Excerpt to read Block Start

IUBio

DNAseq: DyeTerminator removal for Capillary Sequencer

Bernd Weisshaar weisshaa at mpiz-koeln.mpg.de
Mon Jul 9 02:13:12 EST 2001


Dear DNA-Sequers, dear Peter,

below, there is our modification of the millipore purification 
procedure which works well in our hand (it is really close to the 
original millipore protocol). We are just moving to BDv3.0 for the 
3100, and so far the protocol seems to work as good as with v2.0. We 
may be able to use a little less kit per reaction, but we have not 
yet tested that in detail.


For a 10 ul cycle-sequencing reaction with 2 or 3 ul BD2 (depending 
on the size of the DNA template):

1: Add 300 ul water
2: Let the sephadex swell for round about 3h.
(we use G50 from Pharmacia which is loaded dry into the millipore 
setup so that the "colums" are filled completely)
3: Centrifuge 5 min at 900 g
4: Add 150 ul water (using a Hydra)
5: Centrifuge 5 min at 900 g
6: Add 9 ul water to the samples, load them **to the centers** of the 
columns and centrifuge 5 min at 900 g directly into the 96-er 
MircoAmp Optical Plates which contain 15 ul water/well (we use only 
HPLC grade water from Merck).

We only very occasionally see dye blobs, and I think that in this 
case the problem almost always is that the loading of the diluted 
sample was not done carefully to the center of the sephadex, or 
column loading with sephadex was not OK. The dilution helped in our 
hands to get constant volumes out of the plates. For the 3700, we 
"tape" the MicroAmp plates (but no v3.0 experience yet on the 3700 - 
the service just upgraded the instrument).

Excerpt to read Block End
Data records Block Start

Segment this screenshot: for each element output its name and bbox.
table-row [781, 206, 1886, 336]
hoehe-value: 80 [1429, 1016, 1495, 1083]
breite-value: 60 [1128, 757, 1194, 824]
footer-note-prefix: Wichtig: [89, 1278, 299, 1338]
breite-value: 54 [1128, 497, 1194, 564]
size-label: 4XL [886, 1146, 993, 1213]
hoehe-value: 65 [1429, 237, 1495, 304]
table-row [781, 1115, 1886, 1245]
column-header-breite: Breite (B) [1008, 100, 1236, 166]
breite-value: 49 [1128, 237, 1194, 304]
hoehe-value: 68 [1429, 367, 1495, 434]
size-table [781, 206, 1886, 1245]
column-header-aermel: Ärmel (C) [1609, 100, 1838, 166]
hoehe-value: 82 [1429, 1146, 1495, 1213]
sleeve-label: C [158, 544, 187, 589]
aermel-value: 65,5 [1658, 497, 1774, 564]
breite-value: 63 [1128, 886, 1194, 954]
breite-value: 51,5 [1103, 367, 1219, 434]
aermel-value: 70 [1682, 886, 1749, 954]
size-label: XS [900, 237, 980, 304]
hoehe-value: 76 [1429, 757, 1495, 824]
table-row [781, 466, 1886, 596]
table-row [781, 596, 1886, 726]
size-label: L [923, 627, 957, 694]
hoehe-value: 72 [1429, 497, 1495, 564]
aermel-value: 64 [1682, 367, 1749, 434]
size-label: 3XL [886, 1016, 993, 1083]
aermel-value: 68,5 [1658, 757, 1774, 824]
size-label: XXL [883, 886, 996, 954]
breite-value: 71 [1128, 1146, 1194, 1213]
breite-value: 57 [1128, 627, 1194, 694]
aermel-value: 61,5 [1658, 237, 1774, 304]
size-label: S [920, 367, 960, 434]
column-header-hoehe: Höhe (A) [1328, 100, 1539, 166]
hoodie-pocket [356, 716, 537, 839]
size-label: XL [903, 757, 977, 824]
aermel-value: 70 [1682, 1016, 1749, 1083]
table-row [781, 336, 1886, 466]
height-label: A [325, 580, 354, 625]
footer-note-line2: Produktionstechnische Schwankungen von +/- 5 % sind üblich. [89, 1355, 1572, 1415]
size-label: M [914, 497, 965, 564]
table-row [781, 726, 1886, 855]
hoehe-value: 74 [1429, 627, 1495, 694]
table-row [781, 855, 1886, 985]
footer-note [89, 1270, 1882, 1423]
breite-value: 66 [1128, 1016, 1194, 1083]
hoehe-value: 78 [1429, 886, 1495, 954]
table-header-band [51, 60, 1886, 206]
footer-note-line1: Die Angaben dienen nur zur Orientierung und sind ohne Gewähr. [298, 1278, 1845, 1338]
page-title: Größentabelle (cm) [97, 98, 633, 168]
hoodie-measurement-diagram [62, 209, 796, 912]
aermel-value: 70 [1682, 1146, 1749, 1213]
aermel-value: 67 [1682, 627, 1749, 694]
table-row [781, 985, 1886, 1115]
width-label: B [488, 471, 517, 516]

Data records Block End

In the post on dye terminator removal, set down word for word the passage that starts with "Dear DNA-Sequers, dear" and ends with "that in detail.".

Dear DNA-Sequers, dear Peter,

below, there is our modification of the millipore purification 
procedure which works well in our hand (it is really close to the 
original millipore protocol). We are just moving to BDv3.0 for the 
3100, and so far the protocol seems to work as good as with v2.0. We 
may be able to use a little less kit per reaction, but we have not 
yet tested that in detail.